Challenge:
Write out each record below exactly as it appears, with no pictures.

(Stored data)
▬▬▬

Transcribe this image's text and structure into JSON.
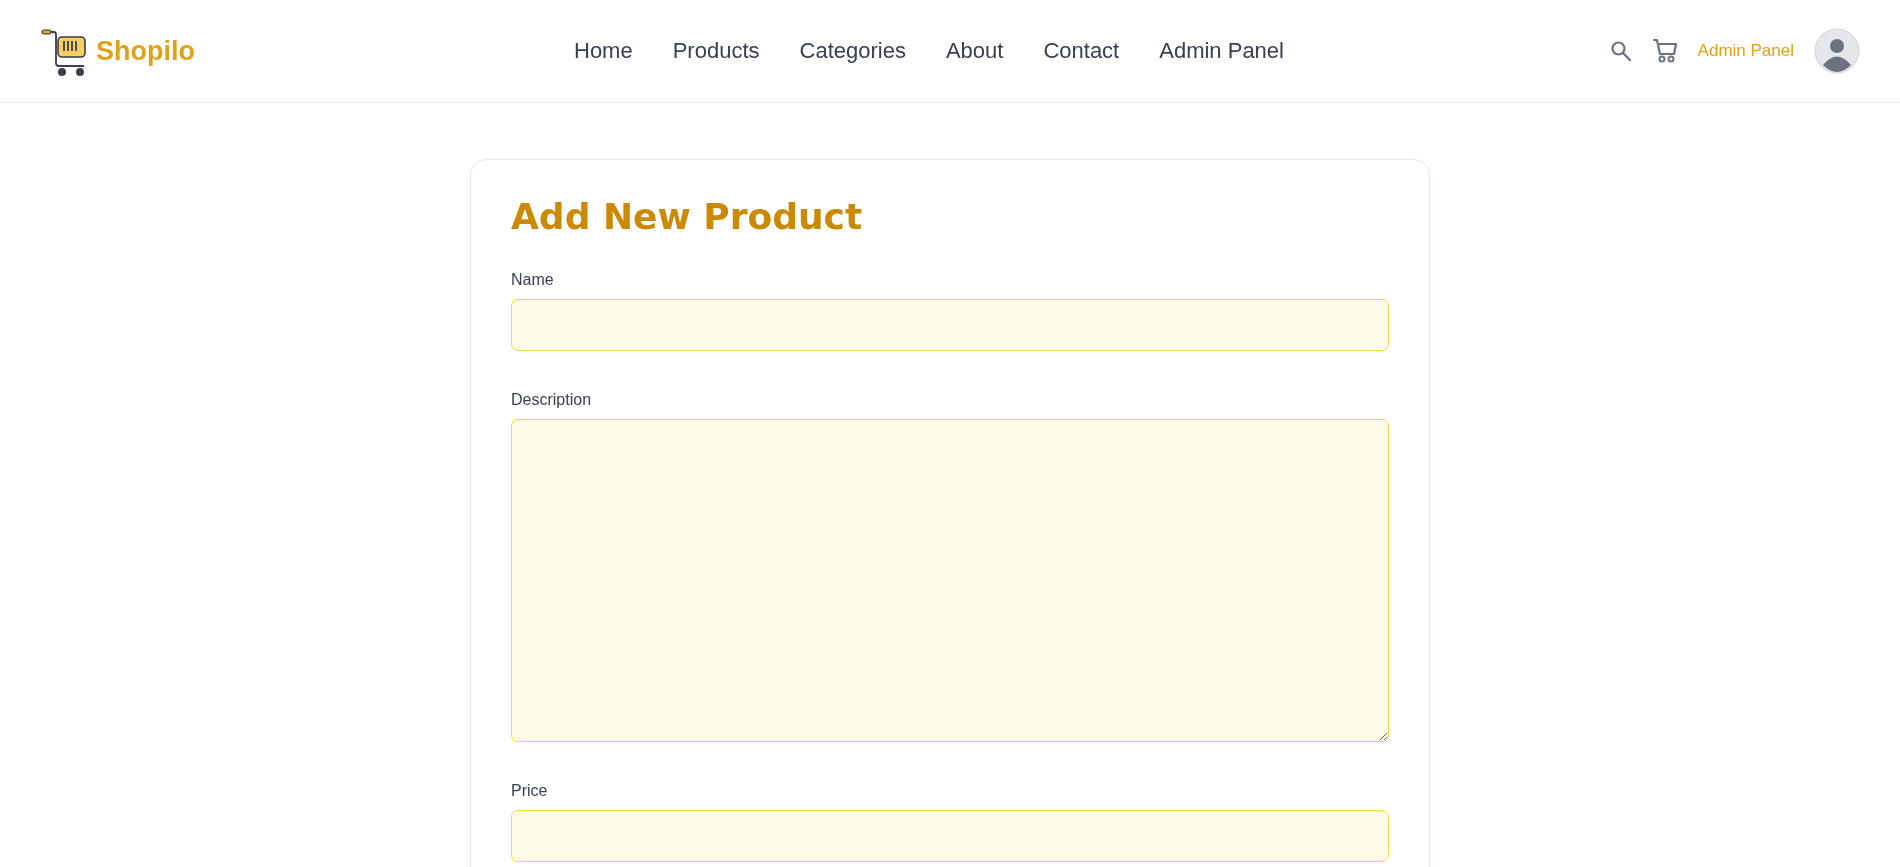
{
  "header": {
    "brand": "Shopilo",
    "nav": [
      {
        "label": "Home",
        "selected": false
      },
      {
        "label": "Products",
        "selected": false
      },
      {
        "label": "Categories",
        "selected": false
      },
      {
        "label": "About",
        "selected": false
      },
      {
        "label": "Contact",
        "selected": false
      },
      {
        "label": "Admin Panel",
        "selected": false
      }
    ],
    "admin_link": "Admin Panel"
  },
  "form": {
    "title": "Add New Product",
    "fields": [
      {
        "label": "Name",
        "kind": "text"
      },
      {
        "label": "Description",
        "kind": "textarea"
      },
      {
        "label": "Price",
        "kind": "text"
      }
    ]
  }
}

▬▬▬

Output:
Transcribe this image's text and structure into JSON.
{
  "header": {
    "brand": "Shopilo",
    "nav": [
      {
        "label": "Home",
        "selected": false
      },
      {
        "label": "Products",
        "selected": false
      },
      {
        "label": "Categories",
        "selected": false
      },
      {
        "label": "About",
        "selected": false
      },
      {
        "label": "Contact",
        "selected": false
      },
      {
        "label": "Admin Panel",
        "selected": false
      }
    ],
    "admin_link": "Admin Panel"
  },
  "form": {
    "title": "Add New Product",
    "fields": [
      {
        "label": "Name",
        "kind": "text"
      },
      {
        "label": "Description",
        "kind": "textarea"
      },
      {
        "label": "Price",
        "kind": "text"
      }
    ]
  }
}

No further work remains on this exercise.